— START —

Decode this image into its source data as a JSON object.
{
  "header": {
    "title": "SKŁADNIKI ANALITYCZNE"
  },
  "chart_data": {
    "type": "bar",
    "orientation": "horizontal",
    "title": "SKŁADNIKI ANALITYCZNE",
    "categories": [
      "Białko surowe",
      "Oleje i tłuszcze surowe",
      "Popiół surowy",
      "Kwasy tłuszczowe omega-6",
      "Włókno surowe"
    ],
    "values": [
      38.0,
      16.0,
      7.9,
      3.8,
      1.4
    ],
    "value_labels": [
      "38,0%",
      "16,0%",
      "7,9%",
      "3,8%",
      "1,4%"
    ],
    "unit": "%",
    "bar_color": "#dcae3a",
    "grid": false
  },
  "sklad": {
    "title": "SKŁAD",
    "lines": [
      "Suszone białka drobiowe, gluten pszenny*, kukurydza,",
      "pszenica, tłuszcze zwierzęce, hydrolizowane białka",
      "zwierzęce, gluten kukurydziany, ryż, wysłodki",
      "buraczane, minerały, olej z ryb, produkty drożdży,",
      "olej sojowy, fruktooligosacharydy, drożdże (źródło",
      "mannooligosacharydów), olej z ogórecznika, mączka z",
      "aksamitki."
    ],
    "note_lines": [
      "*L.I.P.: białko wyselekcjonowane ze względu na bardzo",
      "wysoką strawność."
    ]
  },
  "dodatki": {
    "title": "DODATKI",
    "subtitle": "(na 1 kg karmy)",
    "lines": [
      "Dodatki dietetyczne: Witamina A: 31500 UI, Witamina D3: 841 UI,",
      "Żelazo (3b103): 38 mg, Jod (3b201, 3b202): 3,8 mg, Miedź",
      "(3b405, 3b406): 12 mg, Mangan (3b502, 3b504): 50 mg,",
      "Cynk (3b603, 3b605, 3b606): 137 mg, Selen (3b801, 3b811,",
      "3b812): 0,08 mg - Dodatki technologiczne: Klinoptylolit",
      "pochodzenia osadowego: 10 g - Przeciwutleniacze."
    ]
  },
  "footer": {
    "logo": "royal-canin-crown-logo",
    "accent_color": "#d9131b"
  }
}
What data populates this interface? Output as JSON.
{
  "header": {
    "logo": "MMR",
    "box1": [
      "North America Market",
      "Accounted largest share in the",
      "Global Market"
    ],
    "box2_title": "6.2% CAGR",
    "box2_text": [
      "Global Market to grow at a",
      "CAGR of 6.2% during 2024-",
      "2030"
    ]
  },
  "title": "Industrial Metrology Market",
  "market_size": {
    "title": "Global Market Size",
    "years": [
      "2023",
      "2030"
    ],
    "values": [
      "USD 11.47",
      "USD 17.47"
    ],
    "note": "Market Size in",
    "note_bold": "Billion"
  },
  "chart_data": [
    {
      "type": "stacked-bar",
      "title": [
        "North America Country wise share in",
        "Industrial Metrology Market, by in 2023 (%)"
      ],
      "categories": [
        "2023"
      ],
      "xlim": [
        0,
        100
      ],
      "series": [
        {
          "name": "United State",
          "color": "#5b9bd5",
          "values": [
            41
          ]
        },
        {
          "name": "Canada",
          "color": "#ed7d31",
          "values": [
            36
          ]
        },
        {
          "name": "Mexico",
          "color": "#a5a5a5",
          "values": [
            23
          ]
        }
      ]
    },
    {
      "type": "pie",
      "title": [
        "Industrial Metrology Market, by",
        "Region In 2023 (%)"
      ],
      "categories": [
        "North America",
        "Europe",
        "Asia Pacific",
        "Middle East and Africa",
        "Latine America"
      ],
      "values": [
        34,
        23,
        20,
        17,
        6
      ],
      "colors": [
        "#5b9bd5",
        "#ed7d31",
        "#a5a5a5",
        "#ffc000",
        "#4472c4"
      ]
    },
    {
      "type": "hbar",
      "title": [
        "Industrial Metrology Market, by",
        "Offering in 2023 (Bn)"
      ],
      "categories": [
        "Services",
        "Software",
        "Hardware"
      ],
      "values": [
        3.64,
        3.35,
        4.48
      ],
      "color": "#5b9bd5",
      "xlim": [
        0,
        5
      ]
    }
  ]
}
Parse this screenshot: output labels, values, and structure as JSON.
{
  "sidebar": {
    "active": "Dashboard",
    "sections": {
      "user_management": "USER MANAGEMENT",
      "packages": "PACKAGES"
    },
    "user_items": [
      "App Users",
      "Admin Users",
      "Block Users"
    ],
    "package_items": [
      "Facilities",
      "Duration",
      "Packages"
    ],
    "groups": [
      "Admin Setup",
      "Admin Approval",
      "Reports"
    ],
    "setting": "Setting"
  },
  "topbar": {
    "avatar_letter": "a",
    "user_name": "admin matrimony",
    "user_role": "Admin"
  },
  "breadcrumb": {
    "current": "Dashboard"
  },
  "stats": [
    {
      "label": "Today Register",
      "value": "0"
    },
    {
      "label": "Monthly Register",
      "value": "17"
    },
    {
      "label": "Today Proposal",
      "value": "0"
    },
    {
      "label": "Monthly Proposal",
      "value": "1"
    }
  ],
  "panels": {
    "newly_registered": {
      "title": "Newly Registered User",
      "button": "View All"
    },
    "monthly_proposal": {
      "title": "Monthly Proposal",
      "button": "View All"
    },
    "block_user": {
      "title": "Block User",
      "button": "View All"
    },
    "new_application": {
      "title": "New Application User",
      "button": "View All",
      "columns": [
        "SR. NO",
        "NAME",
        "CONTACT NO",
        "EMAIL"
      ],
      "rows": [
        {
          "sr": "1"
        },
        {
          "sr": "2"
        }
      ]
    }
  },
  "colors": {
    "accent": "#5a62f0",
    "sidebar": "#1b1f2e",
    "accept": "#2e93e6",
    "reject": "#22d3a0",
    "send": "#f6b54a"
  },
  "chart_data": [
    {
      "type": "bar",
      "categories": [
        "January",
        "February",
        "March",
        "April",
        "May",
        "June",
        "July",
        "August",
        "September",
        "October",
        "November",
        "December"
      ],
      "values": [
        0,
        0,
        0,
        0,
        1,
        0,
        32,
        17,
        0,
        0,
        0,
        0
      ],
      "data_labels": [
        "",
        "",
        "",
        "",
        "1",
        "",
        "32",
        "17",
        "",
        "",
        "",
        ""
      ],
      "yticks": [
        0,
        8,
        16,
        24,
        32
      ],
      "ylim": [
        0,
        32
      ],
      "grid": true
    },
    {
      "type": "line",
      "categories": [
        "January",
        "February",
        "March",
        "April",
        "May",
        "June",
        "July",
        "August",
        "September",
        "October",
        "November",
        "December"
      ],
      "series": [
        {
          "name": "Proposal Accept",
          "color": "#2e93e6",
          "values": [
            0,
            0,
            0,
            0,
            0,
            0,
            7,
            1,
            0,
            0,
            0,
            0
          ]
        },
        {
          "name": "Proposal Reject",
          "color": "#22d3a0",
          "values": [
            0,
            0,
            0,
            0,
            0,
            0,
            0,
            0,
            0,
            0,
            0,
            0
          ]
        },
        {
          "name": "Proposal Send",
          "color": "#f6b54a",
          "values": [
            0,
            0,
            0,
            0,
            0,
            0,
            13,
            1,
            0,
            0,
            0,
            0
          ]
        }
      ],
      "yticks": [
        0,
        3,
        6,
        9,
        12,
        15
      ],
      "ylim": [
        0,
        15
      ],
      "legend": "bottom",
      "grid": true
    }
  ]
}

— END —

_To be done_.
Pull out every line containing "type".

_Exercise result_.
    "type": "bar",
      "type": "stacked-bar",
      "type": "pie",
      "type": "hbar",
      "type": "bar",
      "type": "line",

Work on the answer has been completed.